Task prompt
All the data must come back unchanged, except that pictures are left out.

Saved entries
● ● ●

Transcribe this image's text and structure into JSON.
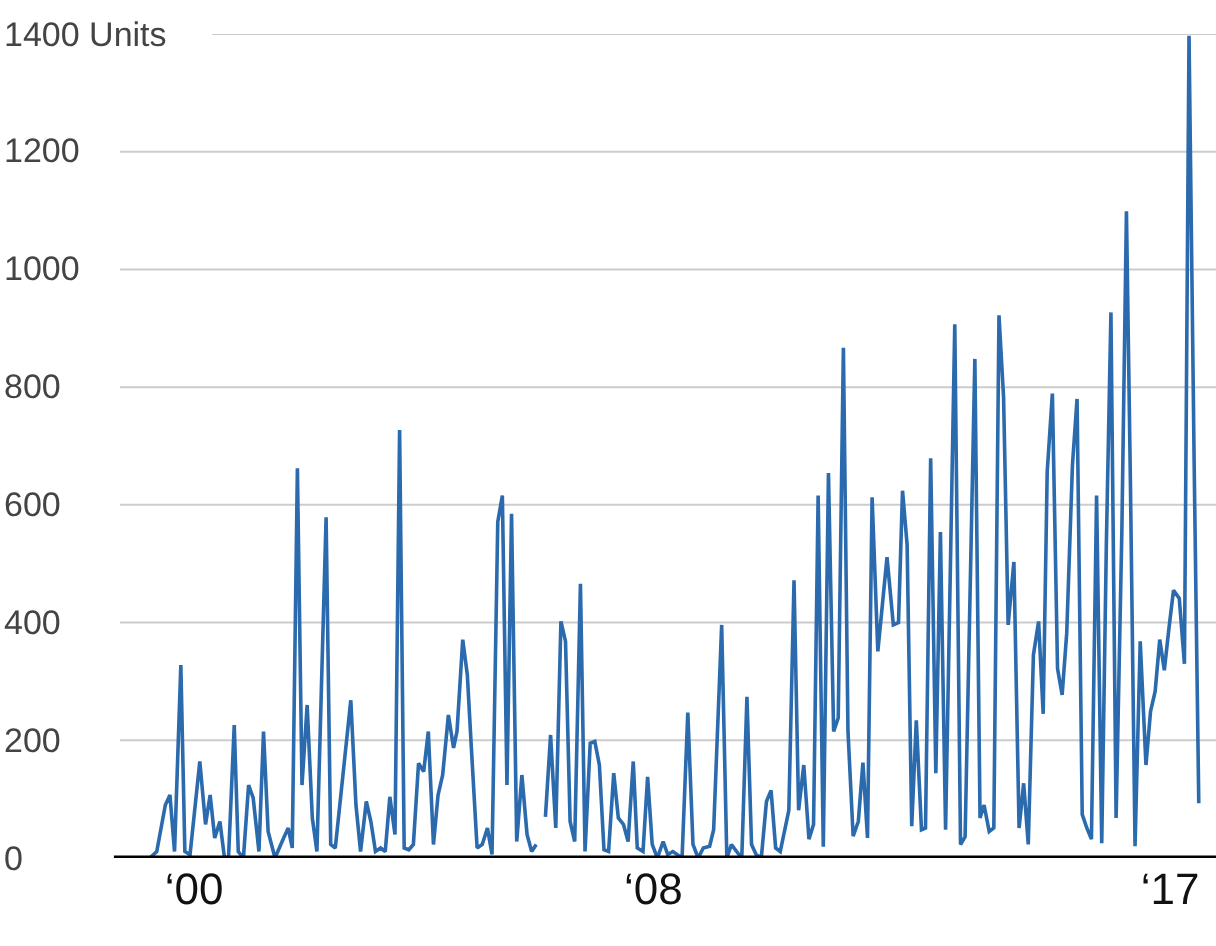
{
  "chart_data": {
    "type": "line",
    "x": [
      -0.77,
      -0.65,
      -0.5,
      -0.42,
      -0.34,
      -0.23,
      -0.16,
      -0.07,
      0.1,
      0.2,
      0.28,
      0.36,
      0.45,
      0.53,
      0.6,
      0.7,
      0.77,
      0.86,
      0.95,
      1.03,
      1.13,
      1.21,
      1.29,
      1.41,
      1.56,
      1.64,
      1.71,
      1.8,
      1.88,
      1.97,
      2.06,
      2.14,
      2.3,
      2.38,
      2.46,
      2.73,
      2.82,
      2.9,
      3.0,
      3.08,
      3.16,
      3.25,
      3.33,
      3.41,
      3.5,
      3.58,
      3.66,
      3.74,
      3.82,
      3.91,
      4.0,
      4.08,
      4.17,
      4.25,
      4.33,
      4.43,
      4.52,
      4.58,
      4.68,
      4.76,
      4.83,
      4.93,
      5.02,
      5.11,
      5.19,
      5.29,
      5.37,
      5.45,
      5.53,
      5.62,
      5.71,
      5.8,
      5.88,
      5.96,
      6.04,
      6.12,
      6.21,
      6.3,
      6.39,
      6.47,
      6.55,
      6.63,
      6.73,
      6.81,
      6.9,
      6.98,
      7.06,
      7.14,
      7.22,
      7.31,
      7.39,
      7.48,
      7.56,
      7.65,
      7.72,
      7.82,
      7.9,
      7.98,
      8.07,
      8.17,
      8.25,
      8.34,
      8.5,
      8.6,
      8.69,
      8.78,
      8.87,
      8.98,
      9.05,
      9.19,
      9.28,
      9.36,
      9.45,
      9.54,
      9.63,
      9.71,
      9.79,
      9.88,
      9.97,
      10.05,
      10.13,
      10.21,
      10.36,
      10.45,
      10.53,
      10.62,
      10.71,
      10.79,
      10.87,
      10.96,
      11.05,
      11.14,
      11.22,
      11.31,
      11.39,
      11.48,
      11.57,
      11.65,
      11.73,
      11.81,
      11.91,
      12.07,
      12.18,
      12.27,
      12.34,
      12.42,
      12.5,
      12.58,
      12.67,
      12.74,
      12.83,
      12.92,
      13.0,
      13.09,
      13.17,
      13.25,
      13.35,
      13.43,
      13.6,
      13.69,
      13.76,
      13.85,
      13.93,
      14.02,
      14.1,
      14.18,
      14.28,
      14.37,
      14.45,
      14.53,
      14.62,
      14.71,
      14.79,
      14.86,
      14.95,
      15.04,
      15.12,
      15.2,
      15.3,
      15.38,
      15.47,
      15.55,
      15.63,
      15.72,
      15.81,
      15.89,
      15.97,
      16.06,
      16.16,
      16.24,
      16.31,
      16.39,
      16.48,
      16.58,
      16.66,
      16.74,
      16.82,
      16.9,
      16.98,
      17.06,
      17.16,
      17.25,
      17.33,
      17.42,
      17.5
    ],
    "series": [
      {
        "color": "#2b6aad",
        "values": [
          0,
          11,
          90,
          107,
          11,
          328,
          11,
          6,
          164,
          57,
          107,
          34,
          62,
          0,
          0,
          226,
          11,
          0,
          124,
          102,
          11,
          215,
          45,
          0,
          34,
          51,
          17,
          662,
          124,
          260,
          68,
          11,
          579,
          23,
          17,
          268,
          90,
          11,
          96,
          62,
          11,
          17,
          11,
          104,
          40,
          727,
          17,
          14,
          23,
          161,
          147,
          215,
          23,
          107,
          141,
          243,
          187,
          215,
          371,
          311,
          187,
          17,
          23,
          51,
          6,
          571,
          616,
          124,
          585,
          28,
          141,
          40,
          11,
          23,
          null,
          70,
          209,
          51,
          402,
          368,
          62,
          28,
          466,
          11,
          195,
          198,
          158,
          14,
          11,
          144,
          68,
          57,
          28,
          164,
          17,
          11,
          138,
          23,
          0,
          28,
          6,
          11,
          0,
          247,
          23,
          0,
          17,
          20,
          48,
          396,
          0,
          23,
          11,
          0,
          274,
          23,
          6,
          0,
          96,
          115,
          17,
          11,
          81,
          472,
          81,
          158,
          32,
          57,
          616,
          19,
          654,
          215,
          238,
          867,
          215,
          37,
          62,
          162,
          34,
          613,
          351,
          511,
          396,
          400,
          624,
          532,
          54,
          234,
          48,
          51,
          679,
          144,
          554,
          48,
          475,
          907,
          23,
          36,
          848,
          68,
          90,
          45,
          51,
          922,
          783,
          396,
          503,
          51,
          127,
          23,
          345,
          402,
          245,
          656,
          789,
          322,
          277,
          382,
          668,
          780,
          74,
          51,
          32,
          616,
          25,
          532,
          927,
          68,
          554,
          1099,
          633,
          20,
          368,
          158,
          249,
          283,
          371,
          319,
          390,
          455,
          441,
          330,
          1397,
          667,
          93
        ]
      }
    ],
    "xlim": [
      -3.38,
      17.8
    ],
    "xticks": [
      {
        "value": 0,
        "label": "‘00"
      },
      {
        "value": 8,
        "label": "‘08"
      },
      {
        "value": 17,
        "label": "‘17"
      }
    ],
    "ylim": [
      0,
      1400
    ],
    "yticks": [
      0,
      200,
      400,
      600,
      800,
      1000,
      1200,
      {
        "value": 1400,
        "label": "1400 Units"
      }
    ],
    "grid": "y"
  }
}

● ● ●

The result
Transcribe this image's text and structure into JSON.
{
  "chart_data": {
    "type": "line",
    "x": [
      -0.77,
      -0.65,
      -0.5,
      -0.42,
      -0.34,
      -0.23,
      -0.16,
      -0.07,
      0.1,
      0.2,
      0.28,
      0.36,
      0.45,
      0.53,
      0.6,
      0.7,
      0.77,
      0.86,
      0.95,
      1.03,
      1.13,
      1.21,
      1.29,
      1.41,
      1.56,
      1.64,
      1.71,
      1.8,
      1.88,
      1.97,
      2.06,
      2.14,
      2.3,
      2.38,
      2.46,
      2.73,
      2.82,
      2.9,
      3.0,
      3.08,
      3.16,
      3.25,
      3.33,
      3.41,
      3.5,
      3.58,
      3.66,
      3.74,
      3.82,
      3.91,
      4.0,
      4.08,
      4.17,
      4.25,
      4.33,
      4.43,
      4.52,
      4.58,
      4.68,
      4.76,
      4.83,
      4.93,
      5.02,
      5.11,
      5.19,
      5.29,
      5.37,
      5.45,
      5.53,
      5.62,
      5.71,
      5.8,
      5.88,
      5.96,
      6.04,
      6.12,
      6.21,
      6.3,
      6.39,
      6.47,
      6.55,
      6.63,
      6.73,
      6.81,
      6.9,
      6.98,
      7.06,
      7.14,
      7.22,
      7.31,
      7.39,
      7.48,
      7.56,
      7.65,
      7.72,
      7.82,
      7.9,
      7.98,
      8.07,
      8.17,
      8.25,
      8.34,
      8.5,
      8.6,
      8.69,
      8.78,
      8.87,
      8.98,
      9.05,
      9.19,
      9.28,
      9.36,
      9.45,
      9.54,
      9.63,
      9.71,
      9.79,
      9.88,
      9.97,
      10.05,
      10.13,
      10.21,
      10.36,
      10.45,
      10.53,
      10.62,
      10.71,
      10.79,
      10.87,
      10.96,
      11.05,
      11.14,
      11.22,
      11.31,
      11.39,
      11.48,
      11.57,
      11.65,
      11.73,
      11.81,
      11.91,
      12.07,
      12.18,
      12.27,
      12.34,
      12.42,
      12.5,
      12.58,
      12.67,
      12.74,
      12.83,
      12.92,
      13.0,
      13.09,
      13.17,
      13.25,
      13.35,
      13.43,
      13.6,
      13.69,
      13.76,
      13.85,
      13.93,
      14.02,
      14.1,
      14.18,
      14.28,
      14.37,
      14.45,
      14.53,
      14.62,
      14.71,
      14.79,
      14.86,
      14.95,
      15.04,
      15.12,
      15.2,
      15.3,
      15.38,
      15.47,
      15.55,
      15.63,
      15.72,
      15.81,
      15.89,
      15.97,
      16.06,
      16.16,
      16.24,
      16.31,
      16.39,
      16.48,
      16.58,
      16.66,
      16.74,
      16.82,
      16.9,
      16.98,
      17.06,
      17.16,
      17.25,
      17.33,
      17.42,
      17.5
    ],
    "series": [
      {
        "color": "#2b6aad",
        "values": [
          0,
          11,
          90,
          107,
          11,
          328,
          11,
          6,
          164,
          57,
          107,
          34,
          62,
          0,
          0,
          226,
          11,
          0,
          124,
          102,
          11,
          215,
          45,
          0,
          34,
          51,
          17,
          662,
          124,
          260,
          68,
          11,
          579,
          23,
          17,
          268,
          90,
          11,
          96,
          62,
          11,
          17,
          11,
          104,
          40,
          727,
          17,
          14,
          23,
          161,
          147,
          215,
          23,
          107,
          141,
          243,
          187,
          215,
          371,
          311,
          187,
          17,
          23,
          51,
          6,
          571,
          616,
          124,
          585,
          28,
          141,
          40,
          11,
          23,
          null,
          70,
          209,
          51,
          402,
          368,
          62,
          28,
          466,
          11,
          195,
          198,
          158,
          14,
          11,
          144,
          68,
          57,
          28,
          164,
          17,
          11,
          138,
          23,
          0,
          28,
          6,
          11,
          0,
          247,
          23,
          0,
          17,
          20,
          48,
          396,
          0,
          23,
          11,
          0,
          274,
          23,
          6,
          0,
          96,
          115,
          17,
          11,
          81,
          472,
          81,
          158,
          32,
          57,
          616,
          19,
          654,
          215,
          238,
          867,
          215,
          37,
          62,
          162,
          34,
          613,
          351,
          511,
          396,
          400,
          624,
          532,
          54,
          234,
          48,
          51,
          679,
          144,
          554,
          48,
          475,
          907,
          23,
          36,
          848,
          68,
          90,
          45,
          51,
          922,
          783,
          396,
          503,
          51,
          127,
          23,
          345,
          402,
          245,
          656,
          789,
          322,
          277,
          382,
          668,
          780,
          74,
          51,
          32,
          616,
          25,
          532,
          927,
          68,
          554,
          1099,
          633,
          20,
          368,
          158,
          249,
          283,
          371,
          319,
          390,
          455,
          441,
          330,
          1397,
          667,
          93
        ]
      }
    ],
    "xlim": [
      -3.38,
      17.8
    ],
    "xticks": [
      {
        "value": 0,
        "label": "‘00"
      },
      {
        "value": 8,
        "label": "‘08"
      },
      {
        "value": 17,
        "label": "‘17"
      }
    ],
    "ylim": [
      0,
      1400
    ],
    "yticks": [
      0,
      200,
      400,
      600,
      800,
      1000,
      1200,
      {
        "value": 1400,
        "label": "1400 Units"
      }
    ],
    "grid": "y"
  }
}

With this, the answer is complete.